[Collected data]
_ _ _ _ _
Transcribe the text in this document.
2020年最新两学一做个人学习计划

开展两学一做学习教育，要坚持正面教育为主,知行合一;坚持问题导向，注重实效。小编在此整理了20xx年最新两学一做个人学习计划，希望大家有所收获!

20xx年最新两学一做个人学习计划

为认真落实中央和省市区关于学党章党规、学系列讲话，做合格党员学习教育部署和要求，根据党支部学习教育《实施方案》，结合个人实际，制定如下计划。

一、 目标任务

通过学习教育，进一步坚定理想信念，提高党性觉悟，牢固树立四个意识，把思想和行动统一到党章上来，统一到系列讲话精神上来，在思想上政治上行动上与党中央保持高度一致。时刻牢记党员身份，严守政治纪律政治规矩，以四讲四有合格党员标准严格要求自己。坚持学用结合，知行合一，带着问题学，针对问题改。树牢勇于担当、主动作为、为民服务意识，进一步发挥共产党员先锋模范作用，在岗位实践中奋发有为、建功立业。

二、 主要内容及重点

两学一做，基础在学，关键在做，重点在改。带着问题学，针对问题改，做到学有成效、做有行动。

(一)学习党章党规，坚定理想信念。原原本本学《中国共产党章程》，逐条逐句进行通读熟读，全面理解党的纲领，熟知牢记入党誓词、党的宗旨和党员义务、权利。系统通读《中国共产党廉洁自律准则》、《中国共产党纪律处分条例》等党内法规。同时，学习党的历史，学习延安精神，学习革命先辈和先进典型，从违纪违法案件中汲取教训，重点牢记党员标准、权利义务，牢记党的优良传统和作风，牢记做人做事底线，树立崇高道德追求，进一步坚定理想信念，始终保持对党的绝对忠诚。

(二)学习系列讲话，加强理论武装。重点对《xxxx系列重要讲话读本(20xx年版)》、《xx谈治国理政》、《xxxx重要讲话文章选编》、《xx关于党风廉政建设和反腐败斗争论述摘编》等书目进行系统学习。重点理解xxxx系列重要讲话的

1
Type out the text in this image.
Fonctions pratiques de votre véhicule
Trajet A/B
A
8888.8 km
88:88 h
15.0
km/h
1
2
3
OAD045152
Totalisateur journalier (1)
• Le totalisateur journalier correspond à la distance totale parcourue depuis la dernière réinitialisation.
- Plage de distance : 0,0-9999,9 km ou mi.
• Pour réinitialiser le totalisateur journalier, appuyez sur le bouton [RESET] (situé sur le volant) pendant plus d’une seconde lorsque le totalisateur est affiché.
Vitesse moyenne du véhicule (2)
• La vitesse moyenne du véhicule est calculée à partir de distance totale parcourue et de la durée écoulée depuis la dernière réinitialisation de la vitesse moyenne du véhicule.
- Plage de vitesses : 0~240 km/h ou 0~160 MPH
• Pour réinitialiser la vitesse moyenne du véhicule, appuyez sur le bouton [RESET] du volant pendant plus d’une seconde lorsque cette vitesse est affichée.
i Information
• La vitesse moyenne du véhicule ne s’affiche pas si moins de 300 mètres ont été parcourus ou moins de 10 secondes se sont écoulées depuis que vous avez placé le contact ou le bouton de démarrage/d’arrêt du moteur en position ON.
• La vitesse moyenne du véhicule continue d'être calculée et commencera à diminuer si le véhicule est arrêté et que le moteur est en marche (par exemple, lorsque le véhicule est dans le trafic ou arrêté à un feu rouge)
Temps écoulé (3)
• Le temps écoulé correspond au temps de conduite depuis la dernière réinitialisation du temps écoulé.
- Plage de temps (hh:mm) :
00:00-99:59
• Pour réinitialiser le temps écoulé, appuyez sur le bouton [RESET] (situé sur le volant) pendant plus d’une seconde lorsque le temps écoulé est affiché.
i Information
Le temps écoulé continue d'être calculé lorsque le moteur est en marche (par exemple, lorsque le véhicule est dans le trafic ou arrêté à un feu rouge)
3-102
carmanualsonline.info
_ _ _ _ _
== Goal ==
Extract each line from the entries above that contains the string "trafic".

== Answer below ==
• La vitesse moyenne du véhicule continue d'être calculée et commencera à diminuer si le véhicule est arrêté et que le moteur est en marche (par exemple, lorsque le véhicule est dans le trafic ou arrêté à un feu rouge)
Le temps écoulé continue d'être calculé lorsque le moteur est en marche (par exemple, lorsque le véhicule est dans le trafic ou arrêté à un feu rouge)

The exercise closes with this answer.